## Task brief
Copy out each line of the material in which the word "title" appears.

## Data rows
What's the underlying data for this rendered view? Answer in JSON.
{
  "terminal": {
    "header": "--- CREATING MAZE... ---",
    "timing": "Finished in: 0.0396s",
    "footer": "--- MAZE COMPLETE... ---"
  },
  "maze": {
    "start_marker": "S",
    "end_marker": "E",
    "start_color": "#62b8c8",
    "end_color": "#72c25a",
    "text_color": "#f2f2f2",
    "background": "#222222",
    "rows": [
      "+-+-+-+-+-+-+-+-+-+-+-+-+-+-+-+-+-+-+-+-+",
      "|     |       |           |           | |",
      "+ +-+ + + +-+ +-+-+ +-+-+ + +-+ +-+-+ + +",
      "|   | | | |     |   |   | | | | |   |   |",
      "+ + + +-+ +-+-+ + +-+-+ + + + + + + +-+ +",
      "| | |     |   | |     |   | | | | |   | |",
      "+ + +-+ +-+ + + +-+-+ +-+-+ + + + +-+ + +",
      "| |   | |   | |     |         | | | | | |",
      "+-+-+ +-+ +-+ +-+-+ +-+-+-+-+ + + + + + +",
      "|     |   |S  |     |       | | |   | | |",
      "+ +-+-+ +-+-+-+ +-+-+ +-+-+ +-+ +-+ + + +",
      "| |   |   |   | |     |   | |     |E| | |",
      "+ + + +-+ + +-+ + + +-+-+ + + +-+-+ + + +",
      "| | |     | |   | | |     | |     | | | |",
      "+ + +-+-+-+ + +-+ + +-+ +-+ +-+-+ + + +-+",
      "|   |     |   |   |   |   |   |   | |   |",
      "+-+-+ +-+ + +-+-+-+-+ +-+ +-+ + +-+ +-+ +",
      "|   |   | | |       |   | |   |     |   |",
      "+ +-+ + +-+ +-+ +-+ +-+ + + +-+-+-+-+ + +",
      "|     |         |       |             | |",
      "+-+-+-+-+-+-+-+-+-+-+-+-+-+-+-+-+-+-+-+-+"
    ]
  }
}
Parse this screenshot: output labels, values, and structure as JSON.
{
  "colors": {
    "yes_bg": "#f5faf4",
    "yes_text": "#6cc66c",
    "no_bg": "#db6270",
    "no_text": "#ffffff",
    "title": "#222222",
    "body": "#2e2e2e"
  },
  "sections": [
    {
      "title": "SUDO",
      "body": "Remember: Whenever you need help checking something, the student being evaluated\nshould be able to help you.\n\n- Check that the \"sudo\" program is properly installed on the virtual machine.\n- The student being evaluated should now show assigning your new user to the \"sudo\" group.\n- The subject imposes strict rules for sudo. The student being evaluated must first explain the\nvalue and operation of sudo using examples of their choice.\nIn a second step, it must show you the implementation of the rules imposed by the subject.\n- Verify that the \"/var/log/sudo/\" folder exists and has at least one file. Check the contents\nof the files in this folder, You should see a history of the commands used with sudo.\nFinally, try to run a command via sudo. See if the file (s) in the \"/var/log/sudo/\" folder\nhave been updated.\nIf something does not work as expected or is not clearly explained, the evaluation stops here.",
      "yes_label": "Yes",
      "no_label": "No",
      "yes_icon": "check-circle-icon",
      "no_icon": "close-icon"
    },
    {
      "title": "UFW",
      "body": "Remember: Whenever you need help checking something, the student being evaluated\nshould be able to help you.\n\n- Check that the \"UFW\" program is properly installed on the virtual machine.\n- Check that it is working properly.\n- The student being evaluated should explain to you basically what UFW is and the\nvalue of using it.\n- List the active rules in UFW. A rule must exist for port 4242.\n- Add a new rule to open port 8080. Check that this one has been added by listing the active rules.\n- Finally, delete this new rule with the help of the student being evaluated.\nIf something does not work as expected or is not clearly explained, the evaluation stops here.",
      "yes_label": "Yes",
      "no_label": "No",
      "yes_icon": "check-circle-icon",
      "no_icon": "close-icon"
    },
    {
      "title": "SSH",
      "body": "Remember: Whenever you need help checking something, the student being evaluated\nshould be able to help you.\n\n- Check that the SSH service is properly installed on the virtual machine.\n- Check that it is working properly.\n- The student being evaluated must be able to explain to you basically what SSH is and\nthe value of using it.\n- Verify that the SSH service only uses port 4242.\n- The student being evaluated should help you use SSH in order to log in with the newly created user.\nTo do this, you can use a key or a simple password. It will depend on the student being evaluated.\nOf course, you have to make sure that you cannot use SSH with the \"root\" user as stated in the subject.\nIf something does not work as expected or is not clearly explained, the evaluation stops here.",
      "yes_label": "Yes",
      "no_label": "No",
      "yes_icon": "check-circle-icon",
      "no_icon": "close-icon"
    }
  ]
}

## Correct output
    "title": "#222222",
      "title": "SUDO",
      "title": "UFW",
      "title": "SSH",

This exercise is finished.